Exercise details:
Look through the records and report how many lines include the word "never", with no other words.

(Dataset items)

□ □ □ □ □

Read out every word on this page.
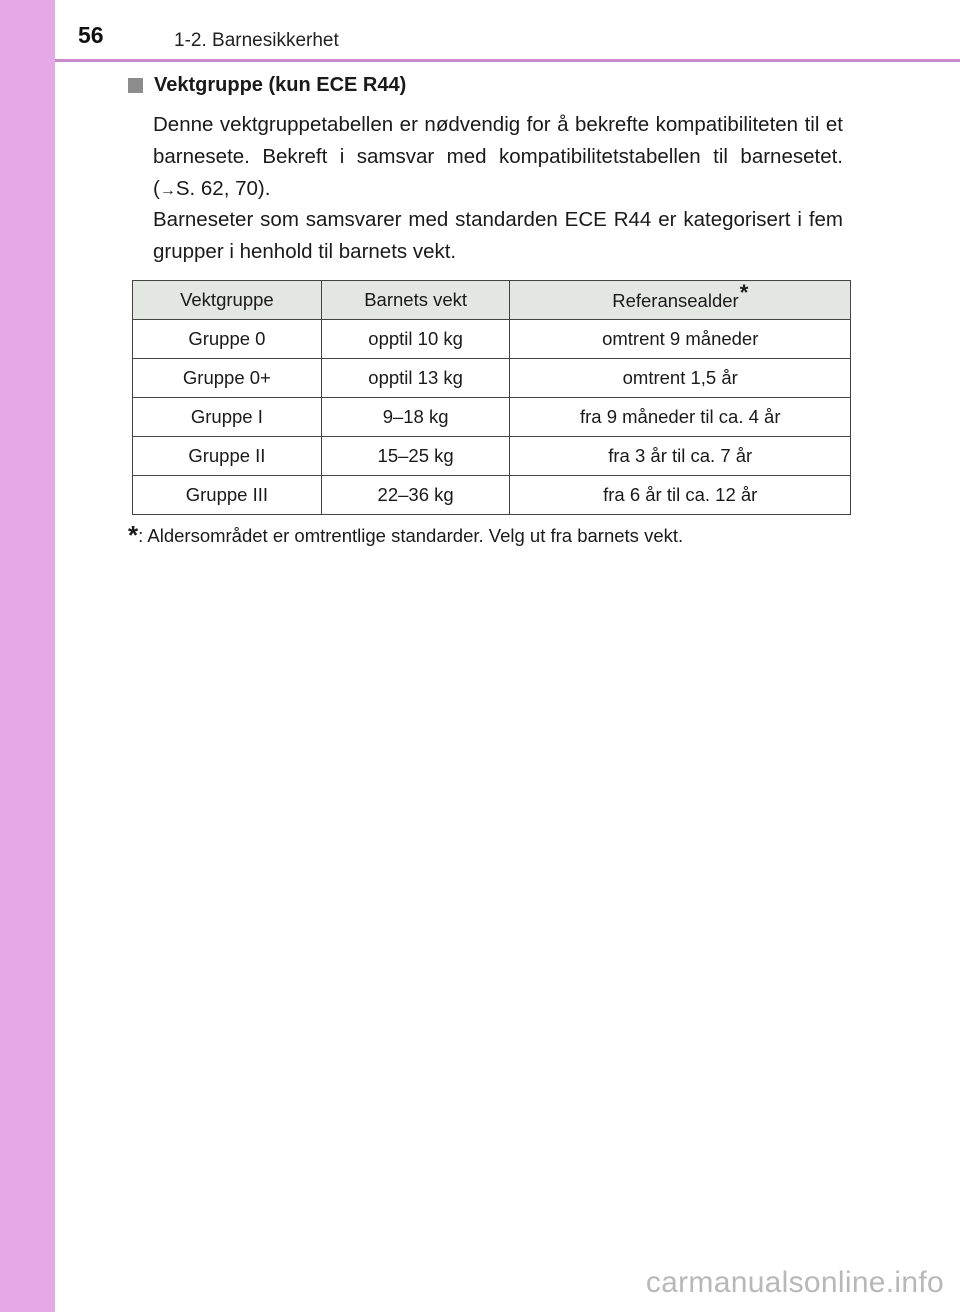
56	1-2. Barnesikkerhet
Vektgruppe (kun ECE R44)
Denne vektgruppetabellen er nødvendig for å bekrefte kompatibiliteten til et barnesete. Bekreft i samsvar med kompatibilitetstabellen til barnesetet. (→S. 62, 70).
Barneseter som samsvarer med standarden ECE R44 er kategorisert i fem grupper i henhold til barnets vekt.
Vektgruppe	Barnets vekt	Referansealder*
Gruppe 0	opptil 10 kg	omtrent 9 måneder
Gruppe 0+	opptil 13 kg	omtrent 1,5 år
Gruppe I	9–18 kg	fra 9 måneder til ca. 4 år
Gruppe II	15–25 kg	fra 3 år til ca. 7 år
Gruppe III	22–36 kg	fra 6 år til ca. 12 år
*: Aldersområdet er omtrentlige standarder. Velg ut fra barnets vekt.
carmanualsonline.info
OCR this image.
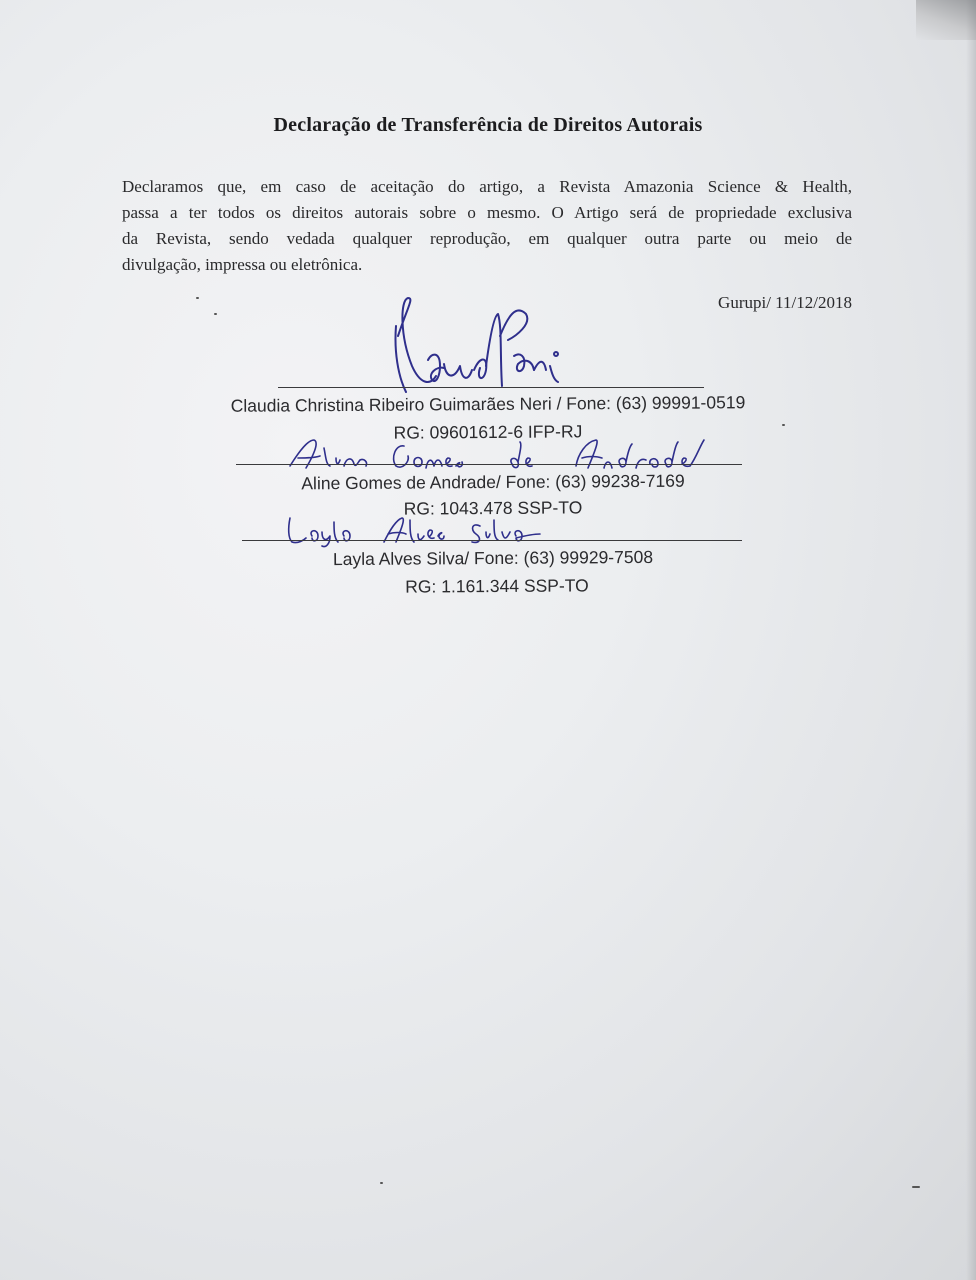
Declaração de Transferência de Direitos Autorais
Declaramos que, em caso de aceitação do artigo, a Revista Amazonia Science & Health,
passa a ter todos os direitos autorais sobre o mesmo. O Artigo será de propriedade exclusiva
da Revista, sendo vedada qualquer reprodução, em qualquer outra parte ou meio de
divulgação, impressa ou eletrônica.
Gurupi/ 11/12/2018
Claudia Christina Ribeiro Guimarães Neri / Fone: (63) 99991-0519
RG: 09601612-6 IFP-RJ
Aline Gomes de Andrade/ Fone: (63) 99238-7169
RG: 1043.478 SSP-TO
Layla Alves Silva/ Fone: (63) 99929-7508
RG: 1.161.344 SSP-TO
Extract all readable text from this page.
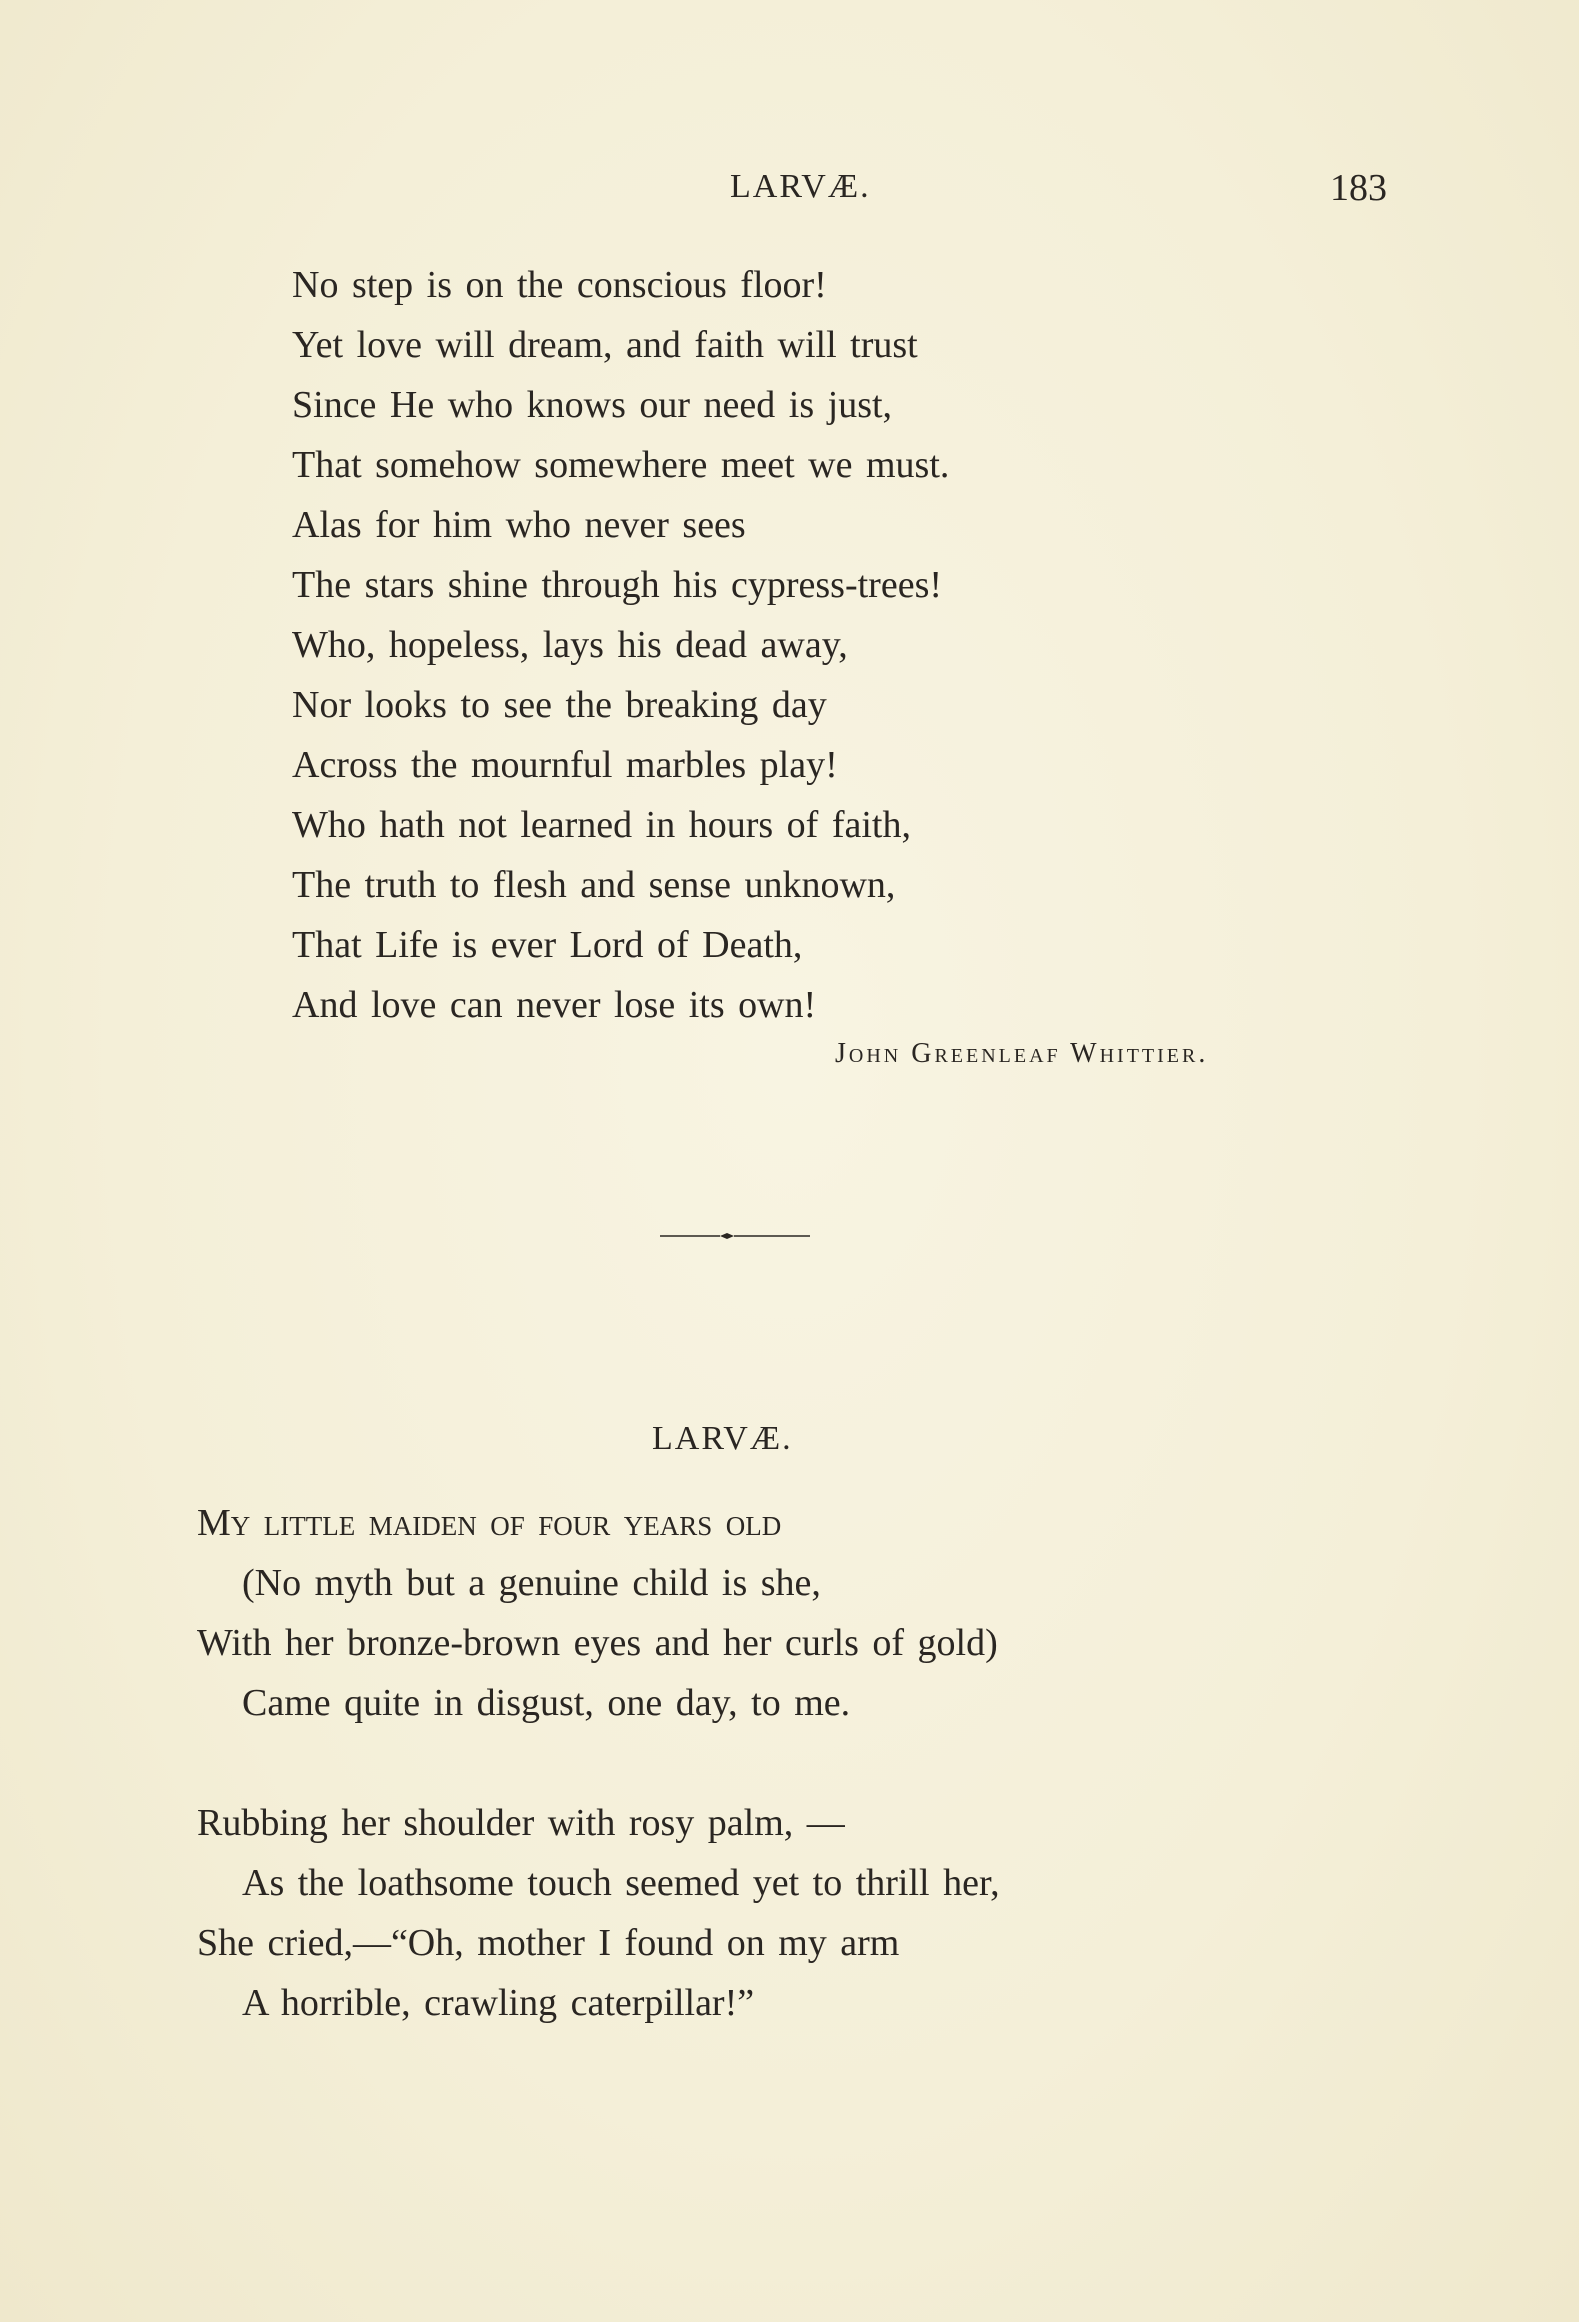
LARVÆ.	183
No step is on the conscious floor!
Yet love will dream, and faith will trust
Since He who knows our need is just,
That somehow somewhere meet we must.
Alas for him who never sees
The stars shine through his cypress-trees!
Who, hopeless, lays his dead away,
Nor looks to see the breaking day
Across the mournful marbles play!
Who hath not learned in hours of faith,
The truth to flesh and sense unknown,
That Life is ever Lord of Death,
And love can never lose its own!
John Greenleaf Whittier.
LARVÆ.
My little maiden of four years old
(No myth but a genuine child is she,
With her bronze-brown eyes and her curls of gold)
Came quite in disgust, one day, to me.
Rubbing her shoulder with rosy palm, —
As the loathsome touch seemed yet to thrill her,
She cried,—“Oh, mother I found on my arm
A horrible, crawling caterpillar!”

□ □ □ □ □

Response to the task:
2